Element placement data
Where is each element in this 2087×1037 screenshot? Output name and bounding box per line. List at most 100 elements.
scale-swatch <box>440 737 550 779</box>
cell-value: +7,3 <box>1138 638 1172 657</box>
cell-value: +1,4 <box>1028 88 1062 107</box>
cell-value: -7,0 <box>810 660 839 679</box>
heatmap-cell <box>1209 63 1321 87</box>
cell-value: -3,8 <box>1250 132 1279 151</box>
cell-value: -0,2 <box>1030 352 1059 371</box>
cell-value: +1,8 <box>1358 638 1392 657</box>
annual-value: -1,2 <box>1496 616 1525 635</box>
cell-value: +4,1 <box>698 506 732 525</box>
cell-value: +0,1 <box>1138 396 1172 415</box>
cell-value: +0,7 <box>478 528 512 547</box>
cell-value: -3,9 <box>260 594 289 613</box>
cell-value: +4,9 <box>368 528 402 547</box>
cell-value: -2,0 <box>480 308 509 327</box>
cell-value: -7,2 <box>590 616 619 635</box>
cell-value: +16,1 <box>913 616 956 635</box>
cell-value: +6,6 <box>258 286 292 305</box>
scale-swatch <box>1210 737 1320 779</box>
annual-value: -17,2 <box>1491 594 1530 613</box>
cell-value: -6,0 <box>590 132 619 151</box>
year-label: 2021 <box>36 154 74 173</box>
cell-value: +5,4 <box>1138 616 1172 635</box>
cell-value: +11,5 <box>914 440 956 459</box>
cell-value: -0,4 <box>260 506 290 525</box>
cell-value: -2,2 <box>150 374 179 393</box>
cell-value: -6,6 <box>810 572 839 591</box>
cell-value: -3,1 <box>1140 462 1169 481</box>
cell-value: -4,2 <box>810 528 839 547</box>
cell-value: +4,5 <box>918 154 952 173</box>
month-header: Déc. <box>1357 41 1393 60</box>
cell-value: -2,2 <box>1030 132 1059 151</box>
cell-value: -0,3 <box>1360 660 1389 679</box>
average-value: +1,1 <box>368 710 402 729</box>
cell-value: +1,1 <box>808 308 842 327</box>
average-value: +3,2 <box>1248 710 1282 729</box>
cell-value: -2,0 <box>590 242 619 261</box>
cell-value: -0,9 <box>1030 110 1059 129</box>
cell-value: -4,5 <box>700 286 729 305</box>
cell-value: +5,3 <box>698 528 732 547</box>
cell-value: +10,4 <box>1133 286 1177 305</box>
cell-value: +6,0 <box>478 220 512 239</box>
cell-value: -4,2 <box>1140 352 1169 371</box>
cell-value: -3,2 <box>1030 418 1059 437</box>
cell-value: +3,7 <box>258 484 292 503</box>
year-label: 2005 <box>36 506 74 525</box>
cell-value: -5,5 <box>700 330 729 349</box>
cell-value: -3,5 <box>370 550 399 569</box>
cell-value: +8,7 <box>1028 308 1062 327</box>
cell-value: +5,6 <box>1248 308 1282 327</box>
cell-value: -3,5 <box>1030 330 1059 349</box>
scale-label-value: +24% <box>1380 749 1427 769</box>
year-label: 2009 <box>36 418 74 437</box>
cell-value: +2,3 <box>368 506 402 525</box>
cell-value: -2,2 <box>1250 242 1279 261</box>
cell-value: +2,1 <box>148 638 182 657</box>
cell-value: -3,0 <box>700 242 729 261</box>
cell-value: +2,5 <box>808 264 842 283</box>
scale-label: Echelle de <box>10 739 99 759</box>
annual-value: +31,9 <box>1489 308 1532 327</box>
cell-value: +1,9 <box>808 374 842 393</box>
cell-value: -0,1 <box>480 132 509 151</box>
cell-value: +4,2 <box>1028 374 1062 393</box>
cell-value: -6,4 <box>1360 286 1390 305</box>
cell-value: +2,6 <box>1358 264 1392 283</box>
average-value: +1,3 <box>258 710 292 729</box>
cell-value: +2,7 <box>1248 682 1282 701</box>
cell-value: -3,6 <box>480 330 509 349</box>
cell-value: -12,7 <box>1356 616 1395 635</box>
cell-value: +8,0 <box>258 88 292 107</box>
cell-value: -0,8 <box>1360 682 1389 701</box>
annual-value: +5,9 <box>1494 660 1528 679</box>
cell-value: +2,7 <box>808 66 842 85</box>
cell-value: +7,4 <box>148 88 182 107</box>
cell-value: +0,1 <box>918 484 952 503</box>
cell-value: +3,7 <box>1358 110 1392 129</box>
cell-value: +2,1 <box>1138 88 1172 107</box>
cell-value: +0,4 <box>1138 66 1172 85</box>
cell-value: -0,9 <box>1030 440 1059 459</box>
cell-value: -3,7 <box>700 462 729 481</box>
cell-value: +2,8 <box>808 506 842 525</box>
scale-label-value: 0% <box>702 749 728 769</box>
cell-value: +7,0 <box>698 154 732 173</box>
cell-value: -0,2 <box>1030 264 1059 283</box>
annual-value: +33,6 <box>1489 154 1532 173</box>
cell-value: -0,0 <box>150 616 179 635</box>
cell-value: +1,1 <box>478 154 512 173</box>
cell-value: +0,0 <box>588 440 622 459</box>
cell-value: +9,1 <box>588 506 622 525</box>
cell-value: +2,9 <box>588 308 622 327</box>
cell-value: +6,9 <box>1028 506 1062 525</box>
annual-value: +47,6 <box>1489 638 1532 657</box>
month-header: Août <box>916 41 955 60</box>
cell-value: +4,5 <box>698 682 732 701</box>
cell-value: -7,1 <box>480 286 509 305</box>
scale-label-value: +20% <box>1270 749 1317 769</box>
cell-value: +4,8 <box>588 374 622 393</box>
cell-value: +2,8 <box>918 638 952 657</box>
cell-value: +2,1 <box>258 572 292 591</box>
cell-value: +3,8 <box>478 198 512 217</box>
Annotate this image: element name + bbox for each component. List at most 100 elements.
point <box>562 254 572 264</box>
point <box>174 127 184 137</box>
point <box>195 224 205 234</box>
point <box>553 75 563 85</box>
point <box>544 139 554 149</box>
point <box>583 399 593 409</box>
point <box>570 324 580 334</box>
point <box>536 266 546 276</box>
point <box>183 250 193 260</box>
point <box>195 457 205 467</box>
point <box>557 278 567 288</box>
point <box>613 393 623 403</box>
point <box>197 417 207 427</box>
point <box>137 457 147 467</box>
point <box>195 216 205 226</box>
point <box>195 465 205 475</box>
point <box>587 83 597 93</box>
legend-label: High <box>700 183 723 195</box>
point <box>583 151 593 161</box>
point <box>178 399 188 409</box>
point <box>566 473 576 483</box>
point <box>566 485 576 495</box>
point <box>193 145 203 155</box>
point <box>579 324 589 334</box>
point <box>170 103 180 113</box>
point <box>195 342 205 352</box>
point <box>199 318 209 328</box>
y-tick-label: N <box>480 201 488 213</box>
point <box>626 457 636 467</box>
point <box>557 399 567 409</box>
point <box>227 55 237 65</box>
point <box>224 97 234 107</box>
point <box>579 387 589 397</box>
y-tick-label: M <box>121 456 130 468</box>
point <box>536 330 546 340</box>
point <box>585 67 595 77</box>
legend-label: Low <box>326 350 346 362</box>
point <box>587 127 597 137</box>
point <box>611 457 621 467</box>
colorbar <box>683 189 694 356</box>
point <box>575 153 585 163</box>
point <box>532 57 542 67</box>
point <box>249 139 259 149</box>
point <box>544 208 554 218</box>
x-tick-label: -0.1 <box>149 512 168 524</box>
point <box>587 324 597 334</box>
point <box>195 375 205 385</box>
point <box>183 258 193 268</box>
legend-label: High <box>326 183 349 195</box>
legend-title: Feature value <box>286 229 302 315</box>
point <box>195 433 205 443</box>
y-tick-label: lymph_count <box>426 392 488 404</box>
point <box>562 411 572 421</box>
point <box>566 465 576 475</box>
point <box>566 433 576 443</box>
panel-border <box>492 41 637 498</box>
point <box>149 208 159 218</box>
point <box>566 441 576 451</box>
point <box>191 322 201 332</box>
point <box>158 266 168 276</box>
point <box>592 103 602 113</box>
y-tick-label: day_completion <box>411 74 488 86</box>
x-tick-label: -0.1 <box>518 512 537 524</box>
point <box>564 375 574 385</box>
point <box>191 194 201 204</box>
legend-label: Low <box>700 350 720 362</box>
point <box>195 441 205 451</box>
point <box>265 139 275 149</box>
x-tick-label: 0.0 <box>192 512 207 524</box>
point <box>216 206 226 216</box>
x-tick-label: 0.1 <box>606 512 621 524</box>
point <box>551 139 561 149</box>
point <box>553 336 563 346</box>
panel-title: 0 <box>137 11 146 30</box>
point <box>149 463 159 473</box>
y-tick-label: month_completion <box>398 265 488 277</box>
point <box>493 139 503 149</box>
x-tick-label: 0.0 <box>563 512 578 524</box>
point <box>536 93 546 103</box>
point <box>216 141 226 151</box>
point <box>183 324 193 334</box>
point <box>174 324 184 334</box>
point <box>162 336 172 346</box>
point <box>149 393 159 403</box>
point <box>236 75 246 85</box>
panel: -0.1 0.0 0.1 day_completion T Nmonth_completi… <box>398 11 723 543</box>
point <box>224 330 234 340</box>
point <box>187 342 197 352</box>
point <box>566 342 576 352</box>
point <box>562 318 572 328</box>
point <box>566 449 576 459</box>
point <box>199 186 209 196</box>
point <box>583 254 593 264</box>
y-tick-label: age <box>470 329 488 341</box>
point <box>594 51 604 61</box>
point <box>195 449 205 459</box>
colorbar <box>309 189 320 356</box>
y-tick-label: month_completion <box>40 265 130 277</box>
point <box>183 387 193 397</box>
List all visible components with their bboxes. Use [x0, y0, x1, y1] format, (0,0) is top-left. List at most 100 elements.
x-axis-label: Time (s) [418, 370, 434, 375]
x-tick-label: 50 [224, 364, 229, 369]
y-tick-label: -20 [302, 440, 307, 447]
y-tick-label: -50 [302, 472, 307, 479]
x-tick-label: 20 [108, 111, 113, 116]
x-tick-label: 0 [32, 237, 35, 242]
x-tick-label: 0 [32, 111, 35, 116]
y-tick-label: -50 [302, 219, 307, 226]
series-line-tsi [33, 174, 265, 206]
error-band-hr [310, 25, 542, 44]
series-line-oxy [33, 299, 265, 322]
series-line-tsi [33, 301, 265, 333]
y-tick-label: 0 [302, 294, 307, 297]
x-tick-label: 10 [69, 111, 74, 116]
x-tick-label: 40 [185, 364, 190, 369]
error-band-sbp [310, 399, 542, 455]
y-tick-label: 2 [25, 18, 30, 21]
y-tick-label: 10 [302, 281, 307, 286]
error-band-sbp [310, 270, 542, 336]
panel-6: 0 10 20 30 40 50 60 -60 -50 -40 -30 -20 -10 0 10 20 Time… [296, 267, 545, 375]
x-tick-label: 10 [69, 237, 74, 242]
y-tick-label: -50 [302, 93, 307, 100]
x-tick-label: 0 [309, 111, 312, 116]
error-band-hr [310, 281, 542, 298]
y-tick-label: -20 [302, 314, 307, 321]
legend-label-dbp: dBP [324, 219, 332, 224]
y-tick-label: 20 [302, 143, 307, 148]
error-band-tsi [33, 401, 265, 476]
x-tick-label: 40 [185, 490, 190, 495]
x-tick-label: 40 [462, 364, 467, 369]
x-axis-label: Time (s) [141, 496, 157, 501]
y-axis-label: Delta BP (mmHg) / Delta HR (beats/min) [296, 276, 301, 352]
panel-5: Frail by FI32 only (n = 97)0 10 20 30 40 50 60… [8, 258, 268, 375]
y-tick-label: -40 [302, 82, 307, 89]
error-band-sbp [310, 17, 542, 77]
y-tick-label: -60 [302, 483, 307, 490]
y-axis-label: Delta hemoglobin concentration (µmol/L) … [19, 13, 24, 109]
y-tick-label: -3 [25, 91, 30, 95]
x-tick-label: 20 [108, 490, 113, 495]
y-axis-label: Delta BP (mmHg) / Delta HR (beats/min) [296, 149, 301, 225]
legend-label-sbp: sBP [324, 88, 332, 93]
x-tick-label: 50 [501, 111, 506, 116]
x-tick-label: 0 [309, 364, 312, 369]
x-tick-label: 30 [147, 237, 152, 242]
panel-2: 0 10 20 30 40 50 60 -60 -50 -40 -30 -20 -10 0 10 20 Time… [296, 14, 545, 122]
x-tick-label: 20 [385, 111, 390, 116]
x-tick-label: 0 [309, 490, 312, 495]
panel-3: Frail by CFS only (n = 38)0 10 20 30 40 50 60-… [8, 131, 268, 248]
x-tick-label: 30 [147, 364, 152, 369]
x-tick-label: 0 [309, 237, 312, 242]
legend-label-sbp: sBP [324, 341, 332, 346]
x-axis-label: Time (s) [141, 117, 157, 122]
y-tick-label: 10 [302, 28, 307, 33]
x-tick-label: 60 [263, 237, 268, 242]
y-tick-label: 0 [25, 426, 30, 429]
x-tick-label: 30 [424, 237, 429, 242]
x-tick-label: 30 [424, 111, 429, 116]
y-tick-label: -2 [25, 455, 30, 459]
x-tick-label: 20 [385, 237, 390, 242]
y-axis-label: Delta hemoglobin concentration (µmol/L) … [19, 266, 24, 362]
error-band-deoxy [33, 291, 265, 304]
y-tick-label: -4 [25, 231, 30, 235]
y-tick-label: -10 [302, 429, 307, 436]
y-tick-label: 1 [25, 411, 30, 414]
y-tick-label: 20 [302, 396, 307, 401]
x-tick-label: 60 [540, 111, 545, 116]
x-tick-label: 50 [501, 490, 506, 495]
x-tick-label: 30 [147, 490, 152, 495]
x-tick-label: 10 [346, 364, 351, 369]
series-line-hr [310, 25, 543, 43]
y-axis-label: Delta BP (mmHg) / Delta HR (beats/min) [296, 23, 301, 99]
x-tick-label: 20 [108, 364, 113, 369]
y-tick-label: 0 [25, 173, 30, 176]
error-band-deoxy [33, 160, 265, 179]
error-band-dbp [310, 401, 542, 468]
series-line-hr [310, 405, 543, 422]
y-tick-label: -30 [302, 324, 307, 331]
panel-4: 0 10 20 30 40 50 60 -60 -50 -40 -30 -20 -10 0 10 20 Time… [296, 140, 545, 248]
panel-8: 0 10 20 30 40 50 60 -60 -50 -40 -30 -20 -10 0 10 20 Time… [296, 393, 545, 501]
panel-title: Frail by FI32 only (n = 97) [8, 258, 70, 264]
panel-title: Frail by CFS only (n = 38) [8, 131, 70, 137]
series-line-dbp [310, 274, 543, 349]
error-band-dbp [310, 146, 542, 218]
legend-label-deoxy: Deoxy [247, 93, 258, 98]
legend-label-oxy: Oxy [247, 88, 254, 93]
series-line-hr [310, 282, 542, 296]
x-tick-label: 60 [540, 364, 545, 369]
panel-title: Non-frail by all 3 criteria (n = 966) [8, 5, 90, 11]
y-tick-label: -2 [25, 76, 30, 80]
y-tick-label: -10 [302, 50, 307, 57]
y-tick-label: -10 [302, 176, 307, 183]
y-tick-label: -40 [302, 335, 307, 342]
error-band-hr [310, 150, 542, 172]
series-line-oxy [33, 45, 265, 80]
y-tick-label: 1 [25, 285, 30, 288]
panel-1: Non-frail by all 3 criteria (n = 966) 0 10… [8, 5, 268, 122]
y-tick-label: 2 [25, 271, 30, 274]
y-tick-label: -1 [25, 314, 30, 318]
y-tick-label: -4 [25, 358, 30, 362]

__Work to complete__: Return, character for character, the part of the records that opens with the first line and closes with the line containing "cell-value: +1,8 <box>1358 638 1392 657</box>", both included.

__Solution for this task__:
Where is each element in this 2087×1037 screenshot? Output name and bounding box per line. List at most 100 elements.
scale-swatch <box>440 737 550 779</box>
cell-value: +7,3 <box>1138 638 1172 657</box>
cell-value: +1,4 <box>1028 88 1062 107</box>
cell-value: -7,0 <box>810 660 839 679</box>
heatmap-cell <box>1209 63 1321 87</box>
cell-value: -3,8 <box>1250 132 1279 151</box>
cell-value: -0,2 <box>1030 352 1059 371</box>
cell-value: +1,8 <box>1358 638 1392 657</box>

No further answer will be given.